Present the following data again exactly as it is shown.

—————

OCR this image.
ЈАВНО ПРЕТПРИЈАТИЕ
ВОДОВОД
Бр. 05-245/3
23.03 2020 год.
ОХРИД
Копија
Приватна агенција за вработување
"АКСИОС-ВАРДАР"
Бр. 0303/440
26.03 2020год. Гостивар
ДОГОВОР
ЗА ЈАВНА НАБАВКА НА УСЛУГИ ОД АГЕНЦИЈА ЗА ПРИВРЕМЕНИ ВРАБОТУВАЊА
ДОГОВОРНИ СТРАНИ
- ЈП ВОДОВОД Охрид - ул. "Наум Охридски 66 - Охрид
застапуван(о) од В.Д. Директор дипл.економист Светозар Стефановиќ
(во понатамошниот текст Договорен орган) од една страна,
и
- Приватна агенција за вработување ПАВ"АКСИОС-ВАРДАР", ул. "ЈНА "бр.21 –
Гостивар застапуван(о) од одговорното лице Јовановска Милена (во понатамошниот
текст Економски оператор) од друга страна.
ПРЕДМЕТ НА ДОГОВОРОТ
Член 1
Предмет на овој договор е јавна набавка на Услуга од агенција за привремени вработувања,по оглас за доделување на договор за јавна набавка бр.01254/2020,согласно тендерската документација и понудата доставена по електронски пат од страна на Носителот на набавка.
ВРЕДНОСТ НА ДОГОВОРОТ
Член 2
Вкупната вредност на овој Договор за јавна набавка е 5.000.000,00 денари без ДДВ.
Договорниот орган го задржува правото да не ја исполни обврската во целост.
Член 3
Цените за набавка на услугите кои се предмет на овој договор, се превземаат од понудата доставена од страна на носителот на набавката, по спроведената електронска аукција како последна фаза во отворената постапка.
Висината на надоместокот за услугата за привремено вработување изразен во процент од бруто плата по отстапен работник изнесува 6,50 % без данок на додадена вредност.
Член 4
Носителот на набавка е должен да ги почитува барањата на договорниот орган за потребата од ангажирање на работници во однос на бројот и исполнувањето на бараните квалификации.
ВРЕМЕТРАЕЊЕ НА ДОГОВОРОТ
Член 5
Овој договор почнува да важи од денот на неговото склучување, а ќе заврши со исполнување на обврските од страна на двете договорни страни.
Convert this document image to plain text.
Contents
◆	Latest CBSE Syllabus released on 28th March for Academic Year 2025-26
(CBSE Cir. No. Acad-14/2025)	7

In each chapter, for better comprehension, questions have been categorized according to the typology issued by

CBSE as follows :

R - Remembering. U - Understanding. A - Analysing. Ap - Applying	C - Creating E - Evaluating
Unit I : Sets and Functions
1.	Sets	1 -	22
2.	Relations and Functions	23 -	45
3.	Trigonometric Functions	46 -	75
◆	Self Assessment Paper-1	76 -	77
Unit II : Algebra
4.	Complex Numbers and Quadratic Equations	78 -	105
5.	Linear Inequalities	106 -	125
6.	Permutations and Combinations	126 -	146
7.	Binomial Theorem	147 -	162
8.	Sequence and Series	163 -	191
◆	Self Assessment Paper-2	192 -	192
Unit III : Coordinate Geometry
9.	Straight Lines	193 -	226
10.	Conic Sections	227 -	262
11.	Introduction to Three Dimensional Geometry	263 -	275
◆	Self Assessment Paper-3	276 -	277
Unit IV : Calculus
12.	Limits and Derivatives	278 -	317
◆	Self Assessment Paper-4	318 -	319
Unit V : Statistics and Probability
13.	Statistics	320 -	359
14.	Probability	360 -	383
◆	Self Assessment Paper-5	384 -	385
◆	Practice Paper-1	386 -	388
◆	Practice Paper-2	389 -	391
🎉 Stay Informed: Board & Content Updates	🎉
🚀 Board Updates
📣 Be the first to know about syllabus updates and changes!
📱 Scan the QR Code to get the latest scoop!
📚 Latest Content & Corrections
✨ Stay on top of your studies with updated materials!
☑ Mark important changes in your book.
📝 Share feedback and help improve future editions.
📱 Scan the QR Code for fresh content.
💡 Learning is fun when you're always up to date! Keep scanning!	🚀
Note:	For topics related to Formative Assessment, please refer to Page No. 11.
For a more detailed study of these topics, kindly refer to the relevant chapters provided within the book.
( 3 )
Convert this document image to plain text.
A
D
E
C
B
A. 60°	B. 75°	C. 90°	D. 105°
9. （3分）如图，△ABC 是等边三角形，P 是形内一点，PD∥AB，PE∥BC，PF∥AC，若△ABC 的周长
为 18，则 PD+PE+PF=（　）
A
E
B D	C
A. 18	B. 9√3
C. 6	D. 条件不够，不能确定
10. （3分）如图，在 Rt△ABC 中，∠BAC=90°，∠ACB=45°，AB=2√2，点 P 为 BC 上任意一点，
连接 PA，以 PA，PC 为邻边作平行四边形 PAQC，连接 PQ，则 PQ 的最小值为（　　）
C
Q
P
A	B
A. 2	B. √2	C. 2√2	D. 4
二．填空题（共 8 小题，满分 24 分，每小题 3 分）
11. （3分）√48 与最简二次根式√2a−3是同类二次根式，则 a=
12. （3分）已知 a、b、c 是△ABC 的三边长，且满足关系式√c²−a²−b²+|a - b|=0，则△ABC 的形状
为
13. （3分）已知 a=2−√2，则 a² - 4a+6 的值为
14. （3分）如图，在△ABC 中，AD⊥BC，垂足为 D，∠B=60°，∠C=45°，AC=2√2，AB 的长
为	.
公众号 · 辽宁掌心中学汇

—————

[Task solution]:
OCR this image.
ЈАВНО ПРЕТПРИЈАТИЕ
ВОДОВОД
Бр. 05-245/3
23.03 2020 год.
ОХРИД
Копија
Приватна агенција за вработување
"АКСИОС-ВАРДАР"
Бр. 0303/440
26.03 2020год. Гостивар
ДОГОВОР
ЗА ЈАВНА НАБАВКА НА УСЛУГИ ОД АГЕНЦИЈА ЗА ПРИВРЕМЕНИ ВРАБОТУВАЊА
ДОГОВОРНИ СТРАНИ
- ЈП ВОДОВОД Охрид - ул. "Наум Охридски 66 - Охрид
застапуван(о) од В.Д. Директор дипл.економист Светозар Стефановиќ
(во понатамошниот текст Договорен орган) од една страна,
и
- Приватна агенција за вработување ПАВ"АКСИОС-ВАРДАР", ул. "ЈНА "бр.21 –
Гостивар застапуван(о) од одговорното лице Јовановска Милена (во понатамошниот
текст Економски оператор) од друга страна.
ПРЕДМЕТ НА ДОГОВОРОТ
Член 1
Предмет на овој договор е јавна набавка на Услуга од агенција за привремени вработувања,по оглас за доделување на договор за јавна набавка бр.01254/2020,согласно тендерската документација и понудата доставена по електронски пат од страна на Носителот на набавка.
ВРЕДНОСТ НА ДОГОВОРОТ
Член 2
Вкупната вредност на овој Договор за јавна набавка е 5.000.000,00 денари без ДДВ.
Договорниот орган го задржува правото да не ја исполни обврската во целост.
Член 3
Цените за набавка на услугите кои се предмет на овој договор, се превземаат од понудата доставена од страна на носителот на набавката, по спроведената електронска аукција како последна фаза во отворената постапка.
Висината на надоместокот за услугата за привремено вработување изразен во процент од бруто плата по отстапен работник изнесува 6,50 % без данок на додадена вредност.
Член 4
Носителот на набавка е должен да ги почитува барањата на договорниот орган за потребата од ангажирање на работници во однос на бројот и исполнувањето на бараните квалификации.
ВРЕМЕТРАЕЊЕ НА ДОГОВОРОТ
Член 5
Овој договор почнува да важи од денот на неговото склучување, а ќе заврши со исполнување на обврските од страна на двете договорни страни.
Convert this document image to plain text.
Contents
◆	Latest CBSE Syllabus released on 28th March for Academic Year 2025-26
(CBSE Cir. No. Acad-14/2025)	7

In each chapter, for better comprehension, questions have been categorized according to the typology issued by

CBSE as follows :

R - Remembering. U - Understanding. A - Analysing. Ap - Applying	C - Creating E - Evaluating
Unit I : Sets and Functions
1.	Sets	1 -	22
2.	Relations and Functions	23 -	45
3.	Trigonometric Functions	46 -	75
◆	Self Assessment Paper-1	76 -	77
Unit II : Algebra
4.	Complex Numbers and Quadratic Equations	78 -	105
5.	Linear Inequalities	106 -	125
6.	Permutations and Combinations	126 -	146
7.	Binomial Theorem	147 -	162
8.	Sequence and Series	163 -	191
◆	Self Assessment Paper-2	192 -	192
Unit III : Coordinate Geometry
9.	Straight Lines	193 -	226
10.	Conic Sections	227 -	262
11.	Introduction to Three Dimensional Geometry	263 -	275
◆	Self Assessment Paper-3	276 -	277
Unit IV : Calculus
12.	Limits and Derivatives	278 -	317
◆	Self Assessment Paper-4	318 -	319
Unit V : Statistics and Probability
13.	Statistics	320 -	359
14.	Probability	360 -	383
◆	Self Assessment Paper-5	384 -	385
◆	Practice Paper-1	386 -	388
◆	Practice Paper-2	389 -	391
🎉 Stay Informed: Board & Content Updates	🎉
🚀 Board Updates
📣 Be the first to know about syllabus updates and changes!
📱 Scan the QR Code to get the latest scoop!
📚 Latest Content & Corrections
✨ Stay on top of your studies with updated materials!
☑ Mark important changes in your book.
📝 Share feedback and help improve future editions.
📱 Scan the QR Code for fresh content.
💡 Learning is fun when you're always up to date! Keep scanning!	🚀
Note:	For topics related to Formative Assessment, please refer to Page No. 11.
For a more detailed study of these topics, kindly refer to the relevant chapters provided within the book.
( 3 )
Convert this document image to plain text.
A
D
E
C
B
A. 60°	B. 75°	C. 90°	D. 105°
9. （3分）如图，△ABC 是等边三角形，P 是形内一点，PD∥AB，PE∥BC，PF∥AC，若△ABC 的周长
为 18，则 PD+PE+PF=（　）
A
E
B D	C
A. 18	B. 9√3
C. 6	D. 条件不够，不能确定
10. （3分）如图，在 Rt△ABC 中，∠BAC=90°，∠ACB=45°，AB=2√2，点 P 为 BC 上任意一点，
连接 PA，以 PA，PC 为邻边作平行四边形 PAQC，连接 PQ，则 PQ 的最小值为（　　）
C
Q
P
A	B
A. 2	B. √2	C. 2√2	D. 4
二．填空题（共 8 小题，满分 24 分，每小题 3 分）
11. （3分）√48 与最简二次根式√2a−3是同类二次根式，则 a=
12. （3分）已知 a、b、c 是△ABC 的三边长，且满足关系式√c²−a²−b²+|a - b|=0，则△ABC 的形状
为
13. （3分）已知 a=2−√2，则 a² - 4a+6 的值为
14. （3分）如图，在△ABC 中，AD⊥BC，垂足为 D，∠B=60°，∠C=45°，AC=2√2，AB 的长
为	.
公众号 · 辽宁掌心中学汇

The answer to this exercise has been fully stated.